• _Information given_:

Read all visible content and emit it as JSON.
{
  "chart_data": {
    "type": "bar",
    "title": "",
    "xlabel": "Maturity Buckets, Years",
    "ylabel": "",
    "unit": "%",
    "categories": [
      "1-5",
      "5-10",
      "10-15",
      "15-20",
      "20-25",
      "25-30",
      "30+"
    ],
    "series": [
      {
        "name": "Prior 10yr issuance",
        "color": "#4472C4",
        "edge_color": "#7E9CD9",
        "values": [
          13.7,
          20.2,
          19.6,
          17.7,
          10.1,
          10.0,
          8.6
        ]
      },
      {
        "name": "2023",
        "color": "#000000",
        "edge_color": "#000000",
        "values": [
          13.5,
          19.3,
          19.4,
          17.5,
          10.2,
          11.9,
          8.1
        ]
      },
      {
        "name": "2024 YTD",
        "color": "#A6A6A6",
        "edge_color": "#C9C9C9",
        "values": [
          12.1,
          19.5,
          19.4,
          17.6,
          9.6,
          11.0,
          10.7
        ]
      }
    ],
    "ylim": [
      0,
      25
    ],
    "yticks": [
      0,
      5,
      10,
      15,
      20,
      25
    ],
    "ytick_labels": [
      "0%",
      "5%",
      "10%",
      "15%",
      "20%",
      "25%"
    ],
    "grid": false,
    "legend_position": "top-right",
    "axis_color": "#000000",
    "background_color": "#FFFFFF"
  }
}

• _Requirements_: The records above must be output exactly, in full.

• _Written response_:
Read all visible content and emit it as JSON.
{
  "chart_data": {
    "type": "bar",
    "title": "",
    "xlabel": "Maturity Buckets, Years",
    "ylabel": "",
    "unit": "%",
    "categories": [
      "1-5",
      "5-10",
      "10-15",
      "15-20",
      "20-25",
      "25-30",
      "30+"
    ],
    "series": [
      {
        "name": "Prior 10yr issuance",
        "color": "#4472C4",
        "edge_color": "#7E9CD9",
        "values": [
          13.7,
          20.2,
          19.6,
          17.7,
          10.1,
          10.0,
          8.6
        ]
      },
      {
        "name": "2023",
        "color": "#000000",
        "edge_color": "#000000",
        "values": [
          13.5,
          19.3,
          19.4,
          17.5,
          10.2,
          11.9,
          8.1
        ]
      },
      {
        "name": "2024 YTD",
        "color": "#A6A6A6",
        "edge_color": "#C9C9C9",
        "values": [
          12.1,
          19.5,
          19.4,
          17.6,
          9.6,
          11.0,
          10.7
        ]
      }
    ],
    "ylim": [
      0,
      25
    ],
    "yticks": [
      0,
      5,
      10,
      15,
      20,
      25
    ],
    "ytick_labels": [
      "0%",
      "5%",
      "10%",
      "15%",
      "20%",
      "25%"
    ],
    "grid": false,
    "legend_position": "top-right",
    "axis_color": "#000000",
    "background_color": "#FFFFFF"
  }
}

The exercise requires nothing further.